AIM: Search the data below for "Argentina"; list each line that holds it.
+ + + + + + +
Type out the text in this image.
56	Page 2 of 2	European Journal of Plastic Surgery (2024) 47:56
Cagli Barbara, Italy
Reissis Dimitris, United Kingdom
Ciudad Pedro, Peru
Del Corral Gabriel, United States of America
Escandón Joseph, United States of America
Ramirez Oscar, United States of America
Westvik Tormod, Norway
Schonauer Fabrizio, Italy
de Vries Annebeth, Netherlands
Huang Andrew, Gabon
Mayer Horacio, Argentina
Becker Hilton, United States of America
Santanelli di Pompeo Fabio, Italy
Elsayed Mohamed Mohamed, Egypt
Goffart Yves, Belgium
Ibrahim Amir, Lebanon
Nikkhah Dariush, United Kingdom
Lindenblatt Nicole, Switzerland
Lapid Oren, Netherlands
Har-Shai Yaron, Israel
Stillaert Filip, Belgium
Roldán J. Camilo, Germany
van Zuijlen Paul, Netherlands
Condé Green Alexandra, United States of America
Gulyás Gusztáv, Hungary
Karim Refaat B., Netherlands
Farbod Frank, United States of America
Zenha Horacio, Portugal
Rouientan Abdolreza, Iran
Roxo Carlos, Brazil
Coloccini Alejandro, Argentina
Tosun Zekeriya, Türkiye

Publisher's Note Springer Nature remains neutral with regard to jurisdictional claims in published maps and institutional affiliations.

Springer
+ + + + + + +
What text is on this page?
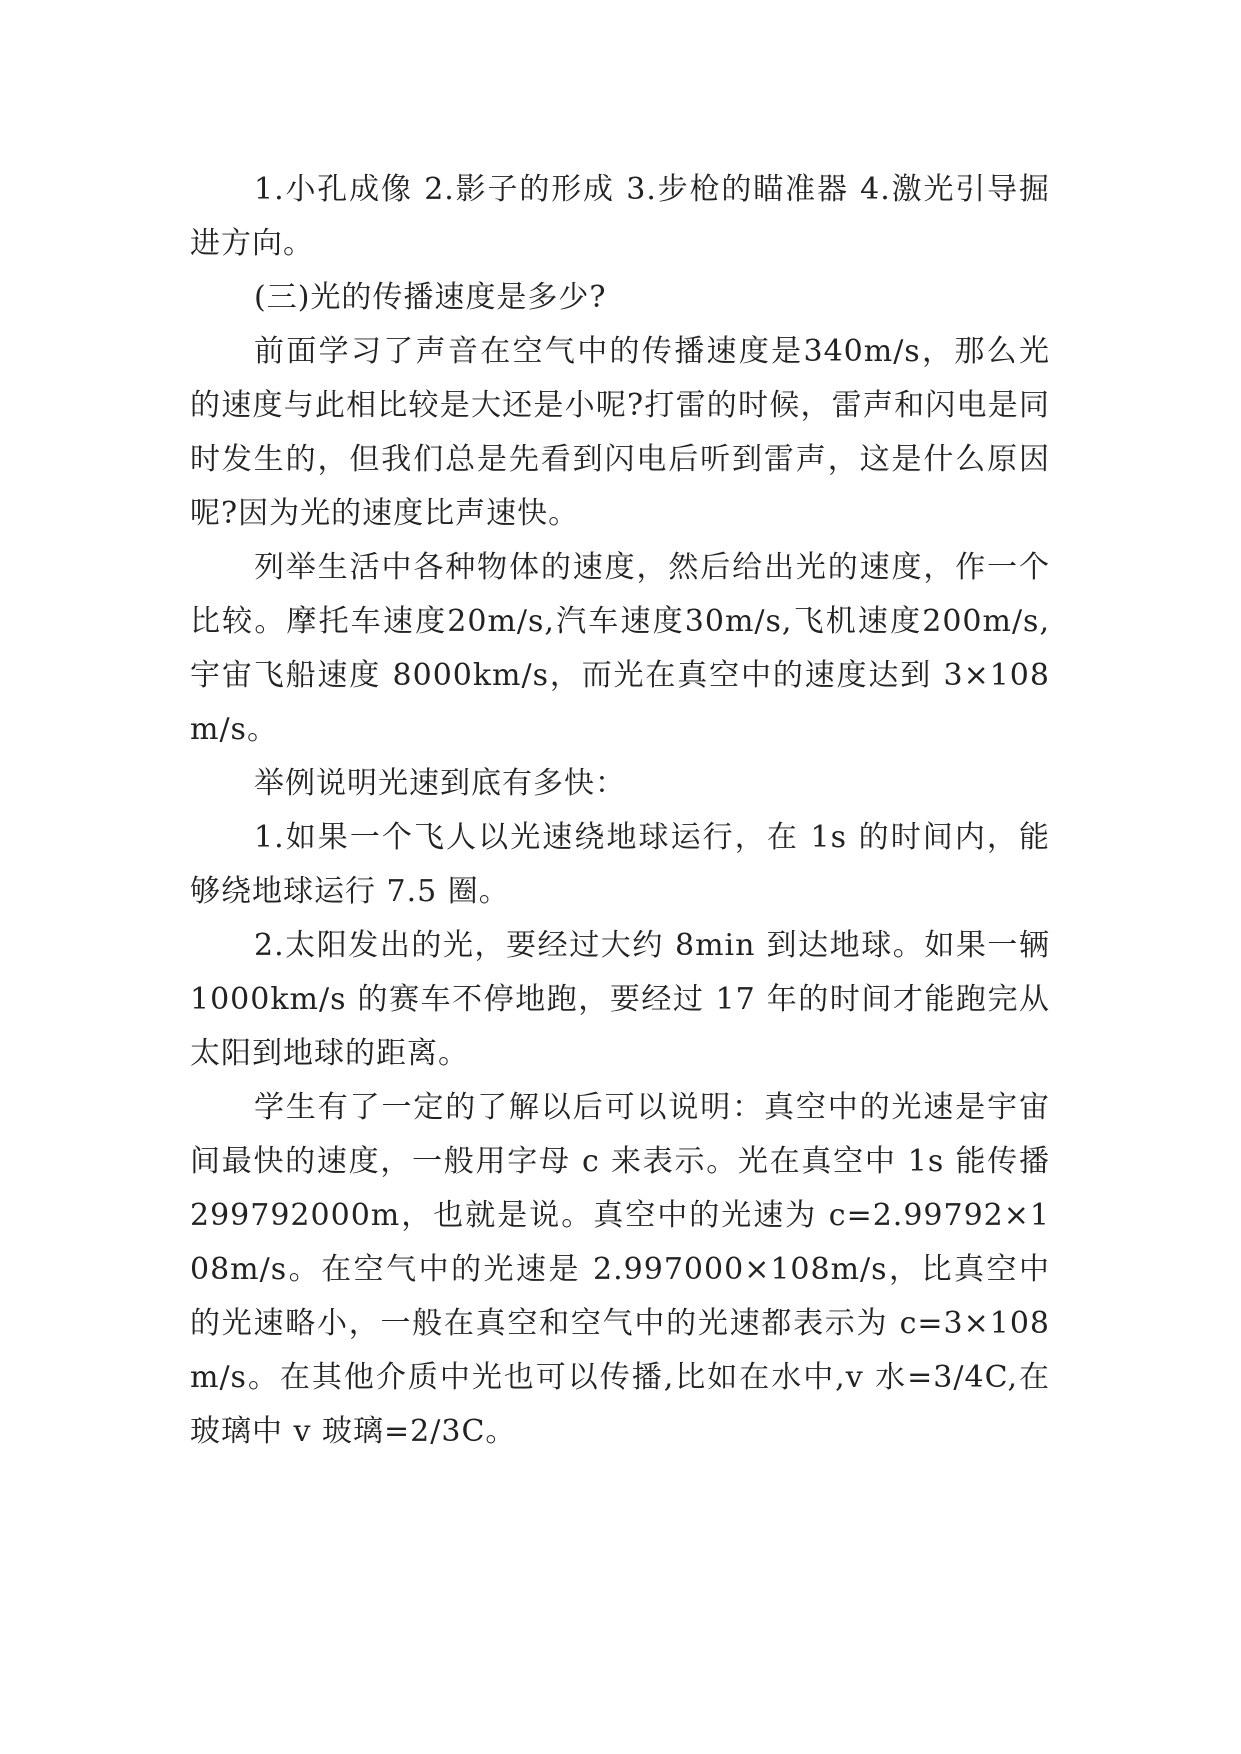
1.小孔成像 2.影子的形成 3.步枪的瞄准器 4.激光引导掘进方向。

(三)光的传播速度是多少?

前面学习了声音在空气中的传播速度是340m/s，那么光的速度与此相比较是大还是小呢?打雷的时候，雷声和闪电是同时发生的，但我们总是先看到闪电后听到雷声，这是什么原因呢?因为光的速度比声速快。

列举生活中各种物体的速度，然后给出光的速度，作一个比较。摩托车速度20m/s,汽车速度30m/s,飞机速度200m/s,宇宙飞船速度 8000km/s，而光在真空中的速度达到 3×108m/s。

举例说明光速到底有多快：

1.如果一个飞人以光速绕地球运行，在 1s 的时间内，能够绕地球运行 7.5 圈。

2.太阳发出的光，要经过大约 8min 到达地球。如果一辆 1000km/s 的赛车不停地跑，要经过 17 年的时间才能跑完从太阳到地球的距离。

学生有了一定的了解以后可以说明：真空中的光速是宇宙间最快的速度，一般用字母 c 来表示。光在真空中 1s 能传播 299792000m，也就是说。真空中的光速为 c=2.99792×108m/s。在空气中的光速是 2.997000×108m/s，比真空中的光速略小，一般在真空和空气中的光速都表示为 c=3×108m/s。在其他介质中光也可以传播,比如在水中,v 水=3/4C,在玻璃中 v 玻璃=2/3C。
+ + + + + + +
COMPLETE RESPONSE:
Mayer Horacio, Argentina
Coloccini Alejandro, Argentina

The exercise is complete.